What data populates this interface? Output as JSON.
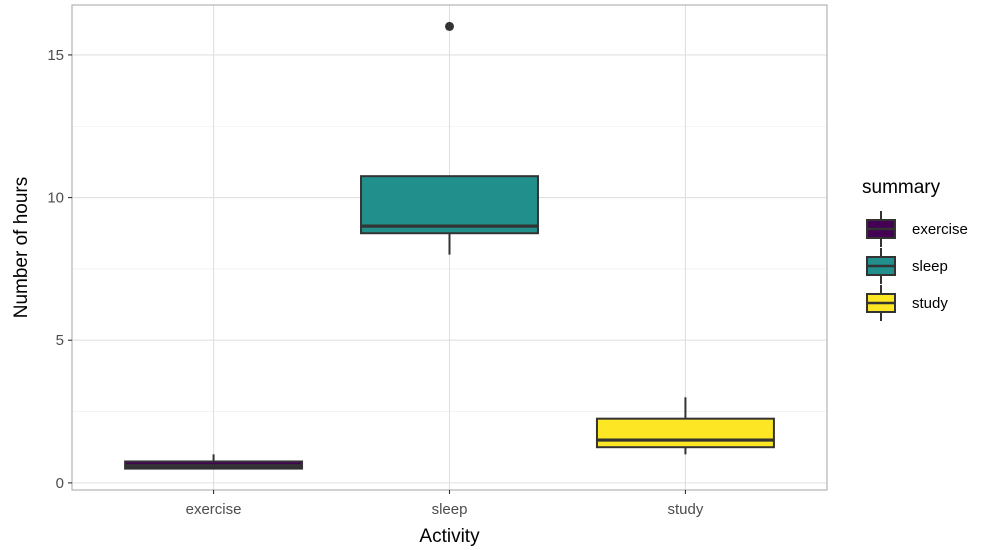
{
  "chart_data": {
    "type": "boxplot",
    "xlabel": "Activity",
    "ylabel": "Number of hours",
    "ylim": [
      -0.25,
      16.75
    ],
    "yticks": [
      0,
      5,
      10,
      15
    ],
    "grid": true,
    "categories": [
      "exercise",
      "sleep",
      "study"
    ],
    "boxes": [
      {
        "category": "exercise",
        "min": 0.5,
        "q1": 0.5,
        "median": 0.6,
        "q3": 0.75,
        "max": 1.0,
        "outliers": [],
        "color": "#440154"
      },
      {
        "category": "sleep",
        "min": 8.0,
        "q1": 8.75,
        "median": 9.0,
        "q3": 10.75,
        "max": 10.75,
        "outliers": [
          16.0
        ],
        "color": "#21908C"
      },
      {
        "category": "study",
        "min": 1.0,
        "q1": 1.25,
        "median": 1.5,
        "q3": 2.25,
        "max": 3.0,
        "outliers": [],
        "color": "#FDE725"
      }
    ],
    "legend": {
      "title": "summary",
      "position": "right",
      "items": [
        {
          "label": "exercise",
          "color": "#440154"
        },
        {
          "label": "sleep",
          "color": "#21908C"
        },
        {
          "label": "study",
          "color": "#FDE725"
        }
      ]
    }
  }
}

= = = = = = =

» **AIM OF THE EXERCISE**
Copy every record above exactly, leaving out the pictures.

» **TASK ANSWER**
What data populates this interface? Output as JSON.
{
  "chart_data": {
    "type": "boxplot",
    "xlabel": "Activity",
    "ylabel": "Number of hours",
    "ylim": [
      -0.25,
      16.75
    ],
    "yticks": [
      0,
      5,
      10,
      15
    ],
    "grid": true,
    "categories": [
      "exercise",
      "sleep",
      "study"
    ],
    "boxes": [
      {
        "category": "exercise",
        "min": 0.5,
        "q1": 0.5,
        "median": 0.6,
        "q3": 0.75,
        "max": 1.0,
        "outliers": [],
        "color": "#440154"
      },
      {
        "category": "sleep",
        "min": 8.0,
        "q1": 8.75,
        "median": 9.0,
        "q3": 10.75,
        "max": 10.75,
        "outliers": [
          16.0
        ],
        "color": "#21908C"
      },
      {
        "category": "study",
        "min": 1.0,
        "q1": 1.25,
        "median": 1.5,
        "q3": 2.25,
        "max": 3.0,
        "outliers": [],
        "color": "#FDE725"
      }
    ],
    "legend": {
      "title": "summary",
      "position": "right",
      "items": [
        {
          "label": "exercise",
          "color": "#440154"
        },
        {
          "label": "sleep",
          "color": "#21908C"
        },
        {
          "label": "study",
          "color": "#FDE725"
        }
      ]
    }
  }
}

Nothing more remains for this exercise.